"Os espelhos estão cheios de gente.
Os invisíveis nos vêem.
Os esquecidos se lembram de nós.
Quando nos vemos, os vemos.
Quando nos vamos, se vão?"
Eduardo Galeano: Espelhos

segunda-feira, 2 de janeiro de 2017

As consequências da grande guerra 2: os efeitos sobre os espíritos

Soldados mortos, László Mednyánszky

A guerra, seus problemas e suas conseqüências também produziram efeitos sobre o espírito público, conseqüências de ordem intelectual, moral, psicológica e ideológica. Talvez sejam até as mais profundas e duradouras; algumas ainda se fazem sentir na véspera do segundo conflito mundial. [...]

A guerra abalou o respeito aos valores tradicionais. A Europa liberal, a Europa democrática, repousava num pequeno número de postulados fundamentais, admitidos universalmente, que foram, de repente, reexaminados. O espetáculo da matança prolongada e generalizada projeta uma sombra sobre o otimismo do século XIX, sobre a confiança das gerações precedentes na próxima instauração de uma sociedade melhor, mais livre e mais justa.

Em segundo lugar, os sacrifícios suportados, a tensão imposta e o esforço de guerra provocam uma reação de compensação, o desejo de recuperar os anos perdidos, de tomar uma desforra contra tantos sofrimentos. É o apetite de gozo que os escritores concordam em descrever como característico da década de 1920. Não nos deixemos, contudo, iludir por testemunhos parciais e não generalizemos indevidamente. Tendemos amiúde a extrapolar a partir de situações muito localizadas: o mesmo erro nos apresenta toda a França do Diretório entregue aos prazeres das “merveilleuses” e dos “muscadins”, ou a Europa depois de 1945 adotando o existencialismo de Saint-Germain-des-Prés. A descrição não se aplica às aldeias nem aos burgos. Em compensação, o apetite de gozo, a busca do prazer e do luxo, que se estadeiam nas capitais, contribuíram para a desmoralização do país.

● Registros fornecidos:
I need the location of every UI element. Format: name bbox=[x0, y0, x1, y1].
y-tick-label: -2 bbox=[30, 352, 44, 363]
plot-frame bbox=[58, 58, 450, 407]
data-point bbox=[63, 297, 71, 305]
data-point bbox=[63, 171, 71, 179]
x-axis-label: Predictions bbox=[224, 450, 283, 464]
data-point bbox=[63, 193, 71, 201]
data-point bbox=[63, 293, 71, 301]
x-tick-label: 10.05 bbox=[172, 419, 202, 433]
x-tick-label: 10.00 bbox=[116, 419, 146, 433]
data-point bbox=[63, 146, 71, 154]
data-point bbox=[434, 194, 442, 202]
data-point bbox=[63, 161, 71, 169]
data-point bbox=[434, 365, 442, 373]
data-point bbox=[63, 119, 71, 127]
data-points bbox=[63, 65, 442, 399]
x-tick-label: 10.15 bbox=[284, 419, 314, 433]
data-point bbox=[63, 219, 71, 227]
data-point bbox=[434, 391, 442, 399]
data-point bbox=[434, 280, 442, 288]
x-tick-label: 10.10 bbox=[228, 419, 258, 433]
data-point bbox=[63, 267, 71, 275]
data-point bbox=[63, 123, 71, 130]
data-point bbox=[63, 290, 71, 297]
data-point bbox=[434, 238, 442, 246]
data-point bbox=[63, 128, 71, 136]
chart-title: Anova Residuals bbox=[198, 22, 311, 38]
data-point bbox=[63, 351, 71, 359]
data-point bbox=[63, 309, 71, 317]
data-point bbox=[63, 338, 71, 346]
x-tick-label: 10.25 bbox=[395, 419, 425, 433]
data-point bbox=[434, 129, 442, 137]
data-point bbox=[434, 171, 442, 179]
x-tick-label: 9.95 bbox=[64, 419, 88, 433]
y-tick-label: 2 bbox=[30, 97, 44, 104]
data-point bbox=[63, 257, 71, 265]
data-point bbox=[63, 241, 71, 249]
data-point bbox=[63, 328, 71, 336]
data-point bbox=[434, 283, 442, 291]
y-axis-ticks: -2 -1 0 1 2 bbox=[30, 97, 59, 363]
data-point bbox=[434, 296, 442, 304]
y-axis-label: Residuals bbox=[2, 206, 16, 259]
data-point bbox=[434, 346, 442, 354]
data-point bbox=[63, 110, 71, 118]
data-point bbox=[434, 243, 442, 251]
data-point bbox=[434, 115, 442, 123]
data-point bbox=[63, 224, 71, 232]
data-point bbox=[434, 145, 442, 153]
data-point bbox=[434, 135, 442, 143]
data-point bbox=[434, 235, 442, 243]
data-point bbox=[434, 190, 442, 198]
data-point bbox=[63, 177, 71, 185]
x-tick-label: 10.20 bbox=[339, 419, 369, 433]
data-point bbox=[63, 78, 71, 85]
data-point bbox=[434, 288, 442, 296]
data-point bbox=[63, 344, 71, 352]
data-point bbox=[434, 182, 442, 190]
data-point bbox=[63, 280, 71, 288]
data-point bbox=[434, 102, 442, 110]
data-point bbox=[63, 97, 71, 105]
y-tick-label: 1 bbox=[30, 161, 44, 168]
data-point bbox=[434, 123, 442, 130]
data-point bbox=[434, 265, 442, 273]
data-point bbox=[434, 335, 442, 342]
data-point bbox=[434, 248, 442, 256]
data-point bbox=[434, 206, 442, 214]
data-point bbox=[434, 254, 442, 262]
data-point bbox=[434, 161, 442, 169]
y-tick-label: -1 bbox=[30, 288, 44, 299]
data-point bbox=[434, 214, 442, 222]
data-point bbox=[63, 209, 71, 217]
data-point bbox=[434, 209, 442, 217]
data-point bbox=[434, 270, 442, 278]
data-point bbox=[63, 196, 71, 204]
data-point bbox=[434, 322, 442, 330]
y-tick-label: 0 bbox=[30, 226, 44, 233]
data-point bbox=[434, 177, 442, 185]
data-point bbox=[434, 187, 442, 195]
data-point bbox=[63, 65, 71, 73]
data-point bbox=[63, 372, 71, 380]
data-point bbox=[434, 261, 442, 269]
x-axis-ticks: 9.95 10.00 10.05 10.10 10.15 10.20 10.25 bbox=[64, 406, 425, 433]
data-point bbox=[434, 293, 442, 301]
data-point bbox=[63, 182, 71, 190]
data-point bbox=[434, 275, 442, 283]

--

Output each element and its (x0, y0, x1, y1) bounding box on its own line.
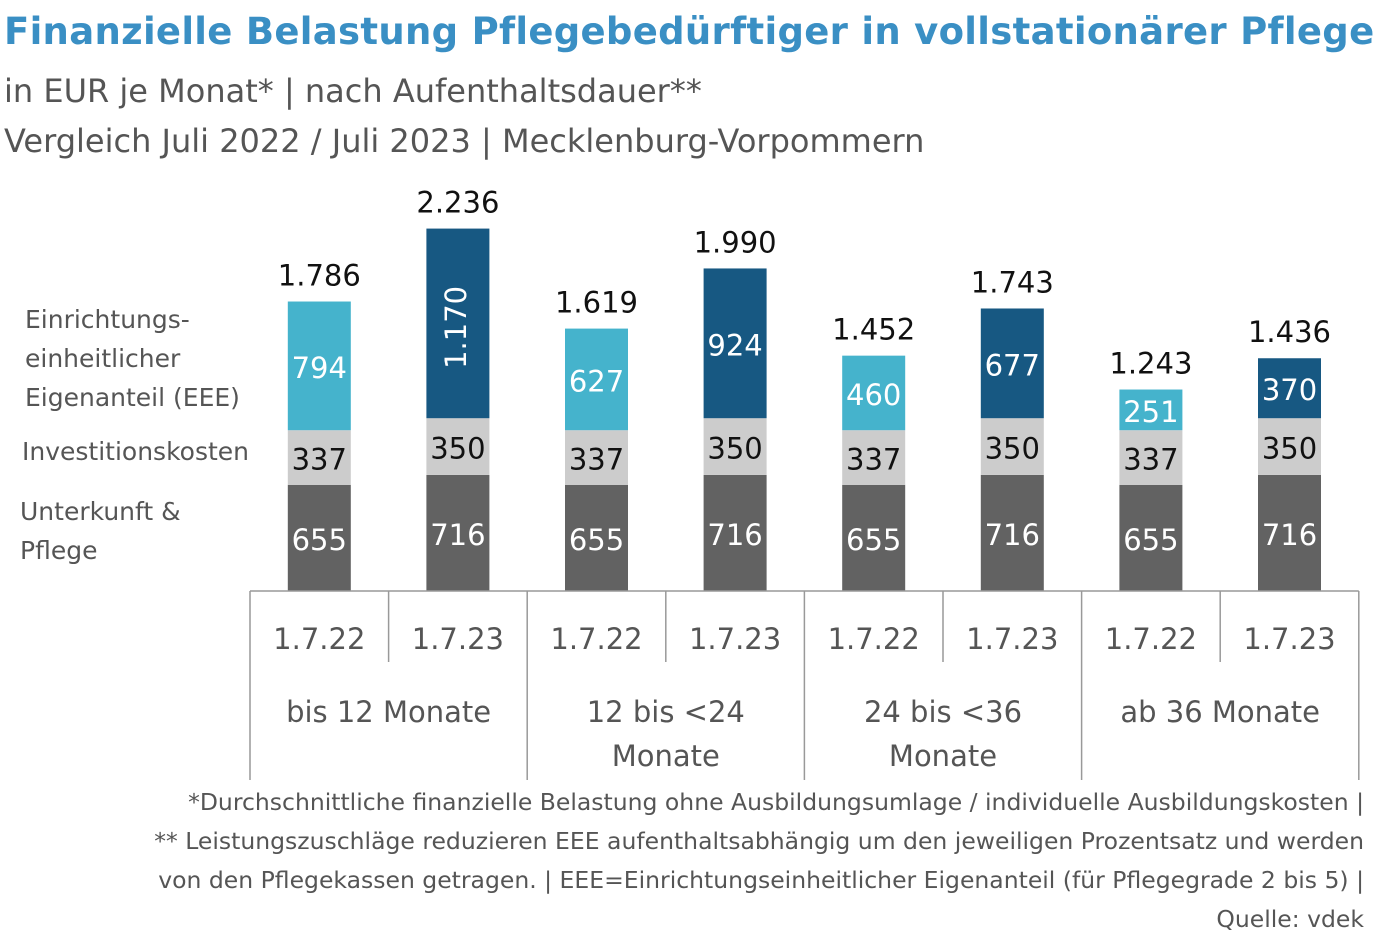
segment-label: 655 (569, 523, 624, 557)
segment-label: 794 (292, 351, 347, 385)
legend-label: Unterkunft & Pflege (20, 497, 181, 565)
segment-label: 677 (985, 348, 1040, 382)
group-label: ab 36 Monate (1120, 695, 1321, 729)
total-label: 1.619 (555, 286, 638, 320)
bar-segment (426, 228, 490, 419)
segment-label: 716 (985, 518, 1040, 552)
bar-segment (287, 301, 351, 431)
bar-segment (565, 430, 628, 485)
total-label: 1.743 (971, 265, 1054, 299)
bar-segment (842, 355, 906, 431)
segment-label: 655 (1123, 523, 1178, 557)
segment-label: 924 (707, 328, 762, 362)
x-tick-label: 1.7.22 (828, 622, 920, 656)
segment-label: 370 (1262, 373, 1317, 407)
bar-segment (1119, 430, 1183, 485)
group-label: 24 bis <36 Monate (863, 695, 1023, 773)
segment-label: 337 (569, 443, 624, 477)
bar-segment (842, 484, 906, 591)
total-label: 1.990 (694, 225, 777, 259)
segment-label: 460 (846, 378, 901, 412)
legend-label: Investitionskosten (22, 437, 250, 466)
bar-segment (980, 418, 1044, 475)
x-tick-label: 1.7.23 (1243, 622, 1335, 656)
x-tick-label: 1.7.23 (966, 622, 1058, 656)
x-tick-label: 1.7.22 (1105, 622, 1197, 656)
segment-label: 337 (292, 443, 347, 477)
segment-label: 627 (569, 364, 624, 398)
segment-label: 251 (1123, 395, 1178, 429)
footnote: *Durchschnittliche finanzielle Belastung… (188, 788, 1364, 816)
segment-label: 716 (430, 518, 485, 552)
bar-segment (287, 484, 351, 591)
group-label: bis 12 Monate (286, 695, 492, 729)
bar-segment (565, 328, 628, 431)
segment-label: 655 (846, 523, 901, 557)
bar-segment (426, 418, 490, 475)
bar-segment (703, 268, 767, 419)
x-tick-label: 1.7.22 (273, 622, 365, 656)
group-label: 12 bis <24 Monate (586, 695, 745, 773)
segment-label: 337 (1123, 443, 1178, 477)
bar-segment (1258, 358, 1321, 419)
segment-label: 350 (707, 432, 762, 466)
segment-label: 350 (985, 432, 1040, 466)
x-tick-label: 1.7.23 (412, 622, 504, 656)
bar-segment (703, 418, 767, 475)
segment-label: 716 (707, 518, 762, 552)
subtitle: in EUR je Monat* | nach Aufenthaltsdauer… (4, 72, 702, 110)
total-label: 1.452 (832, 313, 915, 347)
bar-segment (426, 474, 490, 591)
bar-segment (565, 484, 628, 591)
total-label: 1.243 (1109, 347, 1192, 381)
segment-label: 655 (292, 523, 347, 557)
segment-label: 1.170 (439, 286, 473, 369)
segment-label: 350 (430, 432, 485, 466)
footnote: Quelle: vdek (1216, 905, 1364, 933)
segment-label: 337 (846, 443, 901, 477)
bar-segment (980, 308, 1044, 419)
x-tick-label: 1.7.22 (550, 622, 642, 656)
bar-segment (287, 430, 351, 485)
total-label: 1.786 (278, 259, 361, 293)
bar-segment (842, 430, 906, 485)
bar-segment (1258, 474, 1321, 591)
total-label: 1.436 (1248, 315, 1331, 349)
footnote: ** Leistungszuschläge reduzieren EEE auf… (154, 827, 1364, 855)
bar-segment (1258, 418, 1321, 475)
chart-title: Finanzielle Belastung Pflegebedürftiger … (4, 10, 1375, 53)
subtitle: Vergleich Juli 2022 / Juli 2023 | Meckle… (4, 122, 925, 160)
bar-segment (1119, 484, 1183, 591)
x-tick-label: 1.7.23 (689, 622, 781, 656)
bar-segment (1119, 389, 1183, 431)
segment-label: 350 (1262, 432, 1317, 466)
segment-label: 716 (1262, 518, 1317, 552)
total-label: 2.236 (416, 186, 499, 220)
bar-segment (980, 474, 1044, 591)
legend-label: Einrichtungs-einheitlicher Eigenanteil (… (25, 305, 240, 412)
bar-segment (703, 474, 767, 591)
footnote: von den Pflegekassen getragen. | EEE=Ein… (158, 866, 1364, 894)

● Instrução: Liste todas as ordens de consequências que, segundo o trecho sobre os efeitos da grande guerra, a guerra produziu sobre o espírito público.

● Resolução da tarefa: Intelectual, moral, psicológica e ideológica.